-- start of SUPPLIED INFORMATION --

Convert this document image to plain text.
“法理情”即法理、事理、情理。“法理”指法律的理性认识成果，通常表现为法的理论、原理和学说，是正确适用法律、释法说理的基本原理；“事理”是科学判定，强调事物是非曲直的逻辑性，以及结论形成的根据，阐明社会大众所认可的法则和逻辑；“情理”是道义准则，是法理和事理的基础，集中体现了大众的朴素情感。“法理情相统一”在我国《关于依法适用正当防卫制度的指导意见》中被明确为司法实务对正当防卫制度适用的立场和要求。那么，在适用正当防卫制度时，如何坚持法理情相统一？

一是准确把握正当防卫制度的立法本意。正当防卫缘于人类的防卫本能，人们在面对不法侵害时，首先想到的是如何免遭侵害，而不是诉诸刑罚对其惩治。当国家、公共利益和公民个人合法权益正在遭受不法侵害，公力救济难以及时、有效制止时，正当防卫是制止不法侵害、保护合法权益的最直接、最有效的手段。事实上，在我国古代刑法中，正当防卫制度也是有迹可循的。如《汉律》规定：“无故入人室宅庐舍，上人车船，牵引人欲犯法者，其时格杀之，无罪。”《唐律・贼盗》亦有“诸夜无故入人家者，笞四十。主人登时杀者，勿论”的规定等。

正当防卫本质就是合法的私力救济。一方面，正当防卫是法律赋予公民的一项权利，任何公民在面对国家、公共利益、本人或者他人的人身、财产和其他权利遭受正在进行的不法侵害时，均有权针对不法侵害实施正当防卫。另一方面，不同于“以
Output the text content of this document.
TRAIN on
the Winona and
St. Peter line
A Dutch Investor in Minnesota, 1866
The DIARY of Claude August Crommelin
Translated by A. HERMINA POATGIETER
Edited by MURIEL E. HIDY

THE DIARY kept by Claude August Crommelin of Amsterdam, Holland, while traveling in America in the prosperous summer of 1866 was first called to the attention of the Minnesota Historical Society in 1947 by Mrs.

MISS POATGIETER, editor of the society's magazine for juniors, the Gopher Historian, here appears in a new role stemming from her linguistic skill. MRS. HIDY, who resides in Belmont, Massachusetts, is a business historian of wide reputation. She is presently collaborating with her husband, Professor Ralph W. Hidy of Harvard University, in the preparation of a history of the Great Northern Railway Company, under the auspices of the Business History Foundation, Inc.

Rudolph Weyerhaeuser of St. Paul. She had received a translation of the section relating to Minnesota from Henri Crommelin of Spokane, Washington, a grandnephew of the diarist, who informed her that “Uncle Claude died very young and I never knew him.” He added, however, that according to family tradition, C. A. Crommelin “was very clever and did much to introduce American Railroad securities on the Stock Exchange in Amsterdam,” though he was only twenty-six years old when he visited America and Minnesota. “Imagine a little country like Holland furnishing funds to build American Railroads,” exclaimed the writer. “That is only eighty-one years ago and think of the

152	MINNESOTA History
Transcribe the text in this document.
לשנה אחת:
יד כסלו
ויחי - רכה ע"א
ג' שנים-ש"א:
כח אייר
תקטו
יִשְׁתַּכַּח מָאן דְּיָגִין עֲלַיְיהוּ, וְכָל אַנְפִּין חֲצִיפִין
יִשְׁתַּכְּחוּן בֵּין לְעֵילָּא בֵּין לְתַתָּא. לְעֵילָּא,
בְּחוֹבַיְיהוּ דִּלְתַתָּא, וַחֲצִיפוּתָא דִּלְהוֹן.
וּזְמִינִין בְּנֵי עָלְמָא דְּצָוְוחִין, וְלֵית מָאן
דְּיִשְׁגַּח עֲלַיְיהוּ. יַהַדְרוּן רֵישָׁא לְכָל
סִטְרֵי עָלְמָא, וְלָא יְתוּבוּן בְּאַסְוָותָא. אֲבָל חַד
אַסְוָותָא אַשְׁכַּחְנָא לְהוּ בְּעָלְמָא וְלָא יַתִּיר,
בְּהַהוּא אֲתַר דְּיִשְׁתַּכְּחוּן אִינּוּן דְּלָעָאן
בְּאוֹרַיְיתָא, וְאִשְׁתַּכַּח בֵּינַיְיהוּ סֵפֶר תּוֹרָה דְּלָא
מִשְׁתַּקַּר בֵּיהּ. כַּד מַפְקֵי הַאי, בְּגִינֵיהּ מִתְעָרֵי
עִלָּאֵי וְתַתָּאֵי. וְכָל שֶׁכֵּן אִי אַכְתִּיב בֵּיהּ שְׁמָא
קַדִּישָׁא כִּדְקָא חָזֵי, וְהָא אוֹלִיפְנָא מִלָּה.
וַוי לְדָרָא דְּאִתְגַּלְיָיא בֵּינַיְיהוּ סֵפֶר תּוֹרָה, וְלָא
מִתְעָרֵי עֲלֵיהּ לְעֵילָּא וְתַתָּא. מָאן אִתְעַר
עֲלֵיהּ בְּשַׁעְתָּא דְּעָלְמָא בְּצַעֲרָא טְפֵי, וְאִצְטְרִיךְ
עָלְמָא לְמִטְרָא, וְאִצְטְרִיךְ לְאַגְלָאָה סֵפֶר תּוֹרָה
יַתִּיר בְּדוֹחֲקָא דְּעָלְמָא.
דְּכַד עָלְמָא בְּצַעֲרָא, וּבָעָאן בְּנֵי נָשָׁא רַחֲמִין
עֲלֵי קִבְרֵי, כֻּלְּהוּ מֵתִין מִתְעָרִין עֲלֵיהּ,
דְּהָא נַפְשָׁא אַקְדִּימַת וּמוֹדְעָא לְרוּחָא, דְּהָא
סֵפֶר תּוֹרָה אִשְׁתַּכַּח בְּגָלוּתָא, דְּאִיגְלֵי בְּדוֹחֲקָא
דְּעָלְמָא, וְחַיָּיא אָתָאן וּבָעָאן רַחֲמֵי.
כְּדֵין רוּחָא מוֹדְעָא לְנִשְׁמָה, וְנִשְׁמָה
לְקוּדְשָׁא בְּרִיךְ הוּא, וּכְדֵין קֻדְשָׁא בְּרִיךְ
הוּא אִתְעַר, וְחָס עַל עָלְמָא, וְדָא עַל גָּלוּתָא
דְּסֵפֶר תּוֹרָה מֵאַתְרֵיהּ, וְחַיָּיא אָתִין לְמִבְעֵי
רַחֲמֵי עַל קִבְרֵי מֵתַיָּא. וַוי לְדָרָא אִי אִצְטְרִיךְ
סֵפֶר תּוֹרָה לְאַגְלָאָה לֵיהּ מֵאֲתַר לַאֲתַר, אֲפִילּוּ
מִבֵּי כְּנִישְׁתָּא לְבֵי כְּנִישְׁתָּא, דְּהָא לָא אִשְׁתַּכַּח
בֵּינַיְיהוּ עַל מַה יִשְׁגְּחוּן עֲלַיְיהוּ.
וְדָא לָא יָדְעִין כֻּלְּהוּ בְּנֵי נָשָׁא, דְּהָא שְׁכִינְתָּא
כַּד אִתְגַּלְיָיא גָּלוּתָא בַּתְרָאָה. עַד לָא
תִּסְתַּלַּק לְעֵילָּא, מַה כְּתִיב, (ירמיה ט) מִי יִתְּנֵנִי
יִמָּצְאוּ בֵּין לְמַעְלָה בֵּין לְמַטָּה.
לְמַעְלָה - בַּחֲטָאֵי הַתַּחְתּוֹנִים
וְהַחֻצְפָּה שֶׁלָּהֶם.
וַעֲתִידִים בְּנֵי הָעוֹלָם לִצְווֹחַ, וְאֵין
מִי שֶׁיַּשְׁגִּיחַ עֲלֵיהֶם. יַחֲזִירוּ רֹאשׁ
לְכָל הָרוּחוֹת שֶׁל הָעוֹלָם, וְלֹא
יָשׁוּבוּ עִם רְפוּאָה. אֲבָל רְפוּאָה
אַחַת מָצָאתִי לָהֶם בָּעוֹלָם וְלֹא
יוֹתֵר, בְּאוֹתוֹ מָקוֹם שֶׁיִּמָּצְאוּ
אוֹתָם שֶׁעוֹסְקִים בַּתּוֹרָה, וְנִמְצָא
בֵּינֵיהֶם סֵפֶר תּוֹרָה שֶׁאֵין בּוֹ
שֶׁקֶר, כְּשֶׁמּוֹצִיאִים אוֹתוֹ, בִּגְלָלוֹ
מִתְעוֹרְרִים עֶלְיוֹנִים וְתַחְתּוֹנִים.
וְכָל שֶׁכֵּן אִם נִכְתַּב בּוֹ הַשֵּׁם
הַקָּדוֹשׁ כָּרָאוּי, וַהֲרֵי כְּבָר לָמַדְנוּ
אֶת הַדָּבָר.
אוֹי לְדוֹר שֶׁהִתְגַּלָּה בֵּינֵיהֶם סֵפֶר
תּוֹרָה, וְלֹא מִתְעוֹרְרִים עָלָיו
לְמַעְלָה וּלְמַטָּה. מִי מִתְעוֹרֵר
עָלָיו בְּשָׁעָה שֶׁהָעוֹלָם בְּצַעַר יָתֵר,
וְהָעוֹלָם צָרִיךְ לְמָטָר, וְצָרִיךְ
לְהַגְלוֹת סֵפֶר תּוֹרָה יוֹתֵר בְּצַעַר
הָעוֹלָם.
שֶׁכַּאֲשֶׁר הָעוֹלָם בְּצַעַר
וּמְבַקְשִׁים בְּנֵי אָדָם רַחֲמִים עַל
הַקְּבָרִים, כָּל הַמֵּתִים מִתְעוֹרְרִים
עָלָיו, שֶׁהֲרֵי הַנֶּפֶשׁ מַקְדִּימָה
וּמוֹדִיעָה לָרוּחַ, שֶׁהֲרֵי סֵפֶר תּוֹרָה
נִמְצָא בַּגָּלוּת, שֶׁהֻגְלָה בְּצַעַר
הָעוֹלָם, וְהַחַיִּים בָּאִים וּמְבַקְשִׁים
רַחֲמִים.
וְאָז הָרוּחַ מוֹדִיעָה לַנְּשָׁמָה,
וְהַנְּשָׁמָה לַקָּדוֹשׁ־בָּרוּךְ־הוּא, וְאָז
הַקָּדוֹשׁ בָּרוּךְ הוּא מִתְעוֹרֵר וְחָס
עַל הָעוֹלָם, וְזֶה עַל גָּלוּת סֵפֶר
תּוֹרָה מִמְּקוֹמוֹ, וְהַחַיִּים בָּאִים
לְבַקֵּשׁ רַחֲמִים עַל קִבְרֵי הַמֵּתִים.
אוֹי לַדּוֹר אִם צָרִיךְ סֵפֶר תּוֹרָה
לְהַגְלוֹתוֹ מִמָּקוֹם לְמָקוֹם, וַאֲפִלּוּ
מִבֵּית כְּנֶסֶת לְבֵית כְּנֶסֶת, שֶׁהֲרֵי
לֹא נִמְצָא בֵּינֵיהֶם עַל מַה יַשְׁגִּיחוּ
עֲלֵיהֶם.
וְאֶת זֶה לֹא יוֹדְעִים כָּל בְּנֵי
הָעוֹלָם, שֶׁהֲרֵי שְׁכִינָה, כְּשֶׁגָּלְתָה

-- end of SUPPLIED INFORMATION --

(YOUR OBJECTIVE):
Find the string "HIDY" in the listing and return every line that holds it.

(ANSWER FOR THIS EXERCISE):
Edited by MURIEL E. HIDY
MISS POATGIETER, editor of the society's magazine for juniors, the Gopher Historian, here appears in a new role stemming from her linguistic skill. MRS. HIDY, who resides in Belmont, Massachusetts, is a business historian of wide reputation. She is presently collaborating with her husband, Professor Ralph W. Hidy of Harvard University, in the preparation of a history of the Great Northern Railway Company, under the auspices of the Business History Foundation, Inc.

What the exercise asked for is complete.